(begin)

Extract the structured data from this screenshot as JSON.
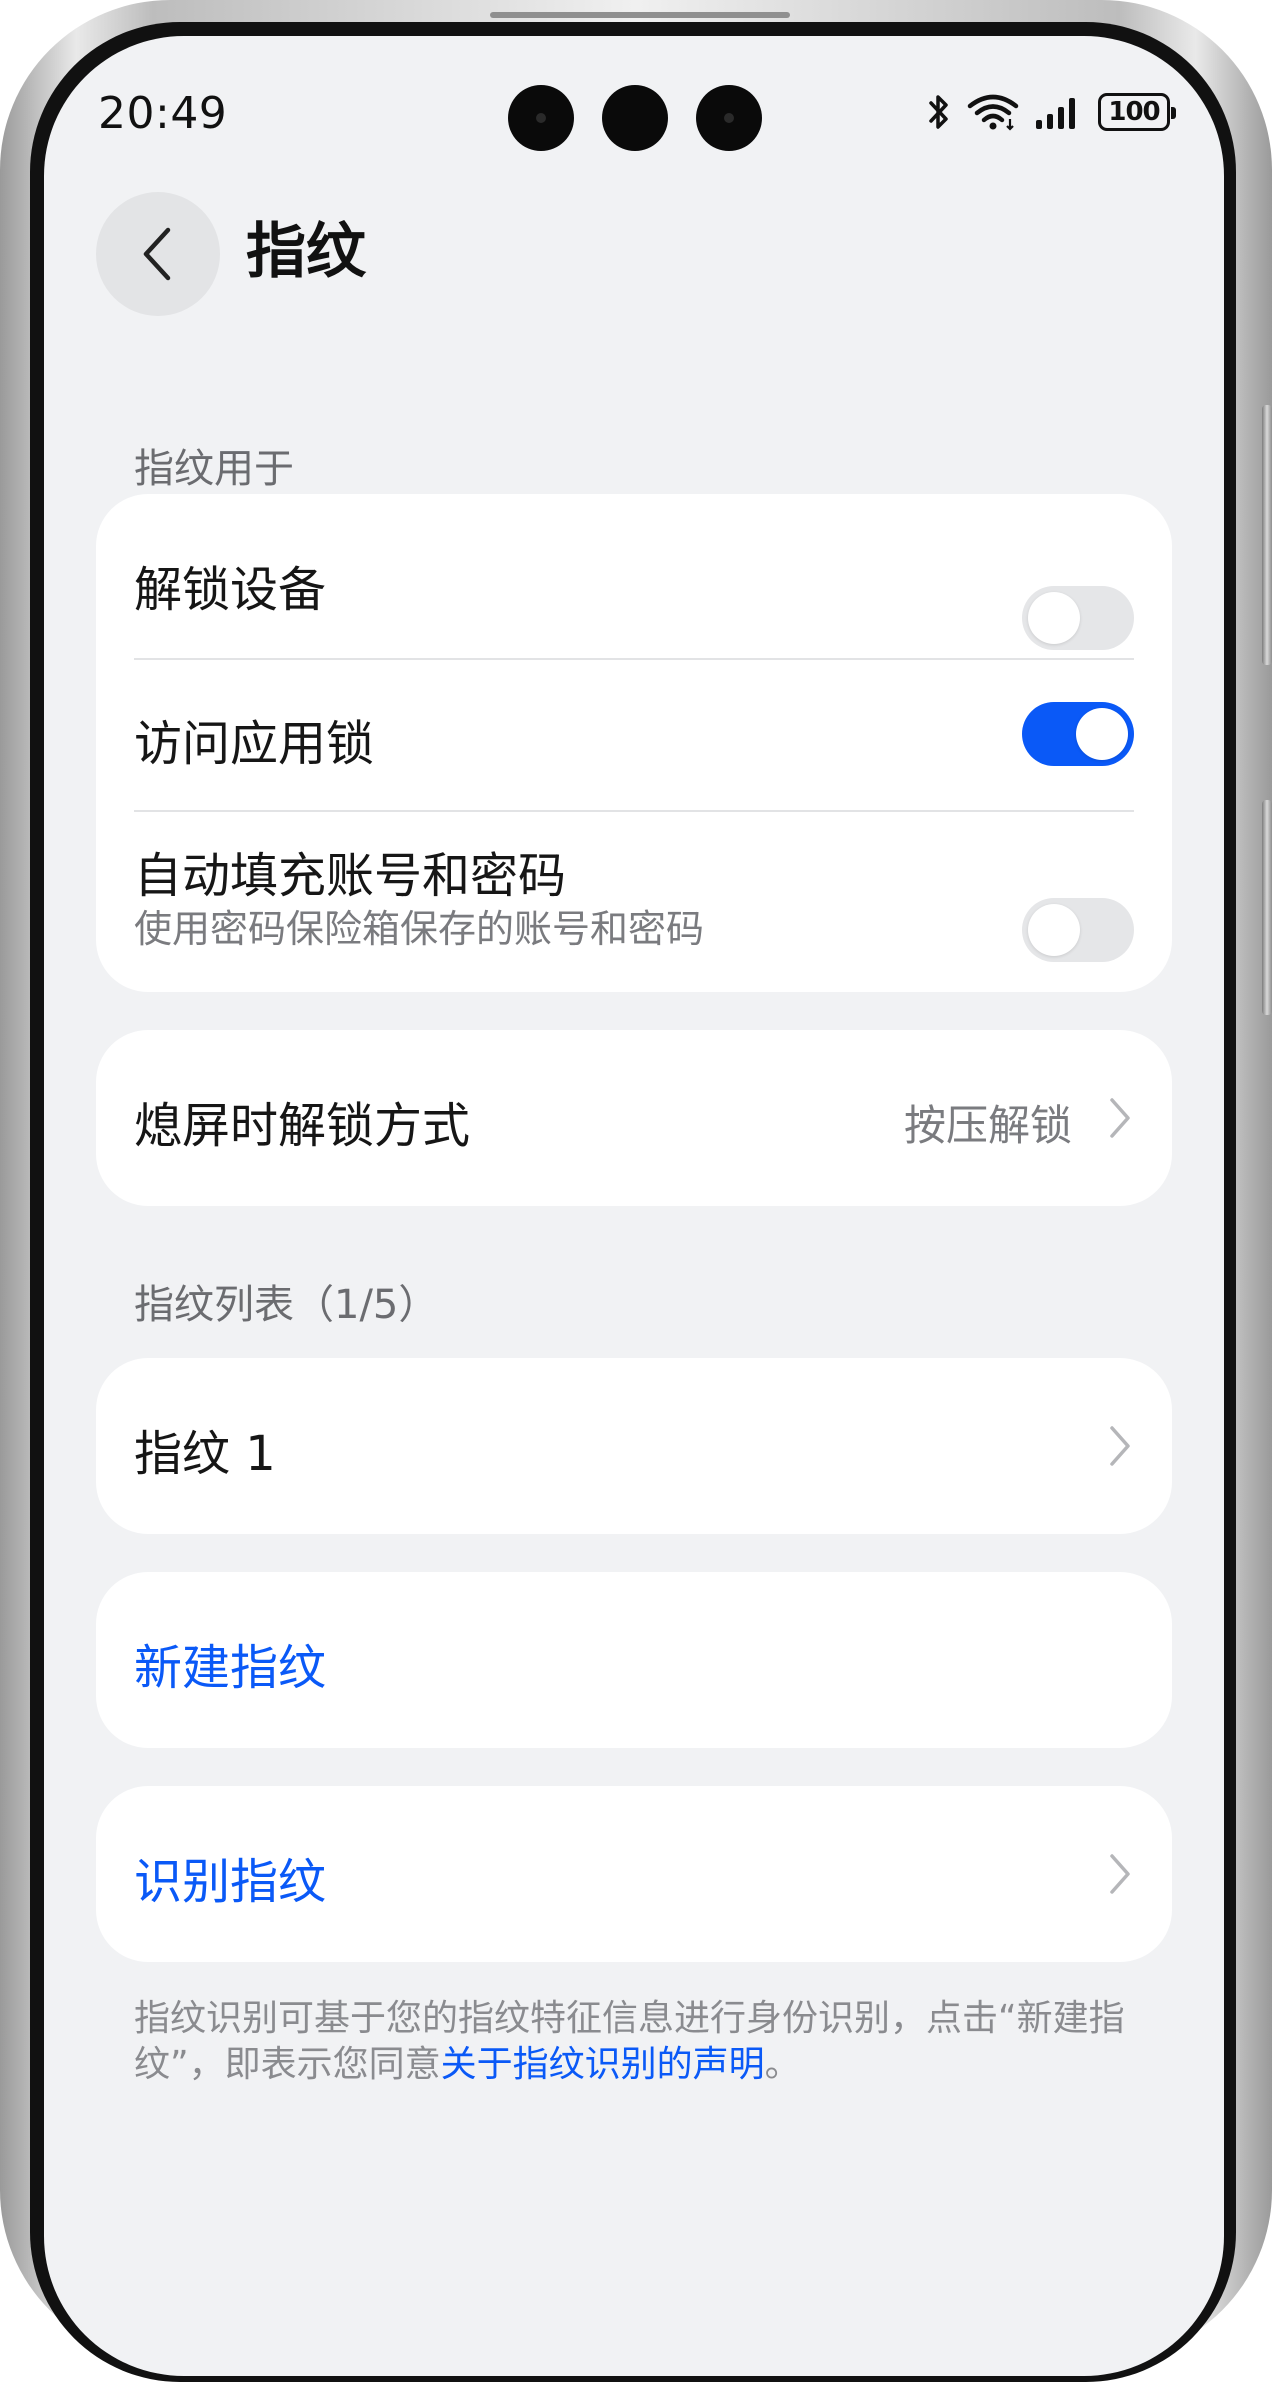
{
  "status_bar": {
    "time": "20:49",
    "battery": "100",
    "icons": [
      "bluetooth-icon",
      "wifi-icon",
      "signal-icon",
      "battery-icon"
    ]
  },
  "header": {
    "title": "指纹",
    "back_icon": "chevron-left-icon"
  },
  "section_usage": {
    "label": "指纹用于",
    "items": [
      {
        "label": "解锁设备",
        "enabled": false
      },
      {
        "label": "访问应用锁",
        "enabled": true
      },
      {
        "label": "自动填充账号和密码",
        "sublabel": "使用密码保险箱保存的账号和密码",
        "enabled": false
      }
    ]
  },
  "screen_off_unlock": {
    "label": "熄屏时解锁方式",
    "value": "按压解锁"
  },
  "section_list": {
    "label": "指纹列表（1/5）",
    "items": [
      {
        "label": "指纹 1"
      }
    ]
  },
  "actions": {
    "new": "新建指纹",
    "identify": "识别指纹"
  },
  "footnote": {
    "text": "指纹识别可基于您的指纹特征信息进行身份识别，点击“新建指纹”，即表示您同意",
    "link": "关于指纹识别的声明",
    "end": "。"
  },
  "colors": {
    "accent": "#0a59f7",
    "background": "#f1f2f4",
    "card": "#ffffff"
  }
}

(end)

> CHALLENGE:
Extract all lines from the material above that include the word "新建指纹".

> RESPONSE TO THIS EXERCISE:
    "new": "新建指纹",
    "text": "指纹识别可基于您的指纹特征信息进行身份识别，点击“新建指纹”，即表示您同意",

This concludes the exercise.